> TASK DETAILS
Copy the items below verbatim, line by line.
=======
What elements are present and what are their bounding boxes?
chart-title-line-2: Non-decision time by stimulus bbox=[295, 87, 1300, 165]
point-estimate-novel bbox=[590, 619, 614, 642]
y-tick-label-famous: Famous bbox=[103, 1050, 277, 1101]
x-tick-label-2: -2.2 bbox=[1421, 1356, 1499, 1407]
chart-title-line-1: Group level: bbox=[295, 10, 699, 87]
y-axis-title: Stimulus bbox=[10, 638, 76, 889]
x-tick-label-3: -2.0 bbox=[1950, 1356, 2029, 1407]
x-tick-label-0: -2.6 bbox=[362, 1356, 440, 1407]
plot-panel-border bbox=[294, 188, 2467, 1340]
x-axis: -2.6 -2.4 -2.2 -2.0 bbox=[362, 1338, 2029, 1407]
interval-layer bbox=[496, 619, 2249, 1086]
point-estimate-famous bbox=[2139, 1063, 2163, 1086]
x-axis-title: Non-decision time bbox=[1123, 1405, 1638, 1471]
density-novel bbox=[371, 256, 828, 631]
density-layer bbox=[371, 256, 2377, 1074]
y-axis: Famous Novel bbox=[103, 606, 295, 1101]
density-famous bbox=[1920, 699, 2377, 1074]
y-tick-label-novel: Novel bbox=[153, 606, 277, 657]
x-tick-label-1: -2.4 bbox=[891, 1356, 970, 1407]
=======
> THE COMPLETED TASK
What elements are present and what are their bounding boxes?
chart-title-line-2: Non-decision time by stimulus bbox=[295, 87, 1300, 165]
point-estimate-novel bbox=[590, 619, 614, 642]
y-tick-label-famous: Famous bbox=[103, 1050, 277, 1101]
x-tick-label-2: -2.2 bbox=[1421, 1356, 1499, 1407]
chart-title-line-1: Group level: bbox=[295, 10, 699, 87]
y-axis-title: Stimulus bbox=[10, 638, 76, 889]
x-tick-label-3: -2.0 bbox=[1950, 1356, 2029, 1407]
x-tick-label-0: -2.6 bbox=[362, 1356, 440, 1407]
plot-panel-border bbox=[294, 188, 2467, 1340]
x-axis: -2.6 -2.4 -2.2 -2.0 bbox=[362, 1338, 2029, 1407]
interval-layer bbox=[496, 619, 2249, 1086]
point-estimate-famous bbox=[2139, 1063, 2163, 1086]
x-axis-title: Non-decision time bbox=[1123, 1405, 1638, 1471]
density-novel bbox=[371, 256, 828, 631]
density-layer bbox=[371, 256, 2377, 1074]
y-axis: Famous Novel bbox=[103, 606, 295, 1101]
density-famous bbox=[1920, 699, 2377, 1074]
y-tick-label-novel: Novel bbox=[153, 606, 277, 657]
x-tick-label-1: -2.4 bbox=[891, 1356, 970, 1407]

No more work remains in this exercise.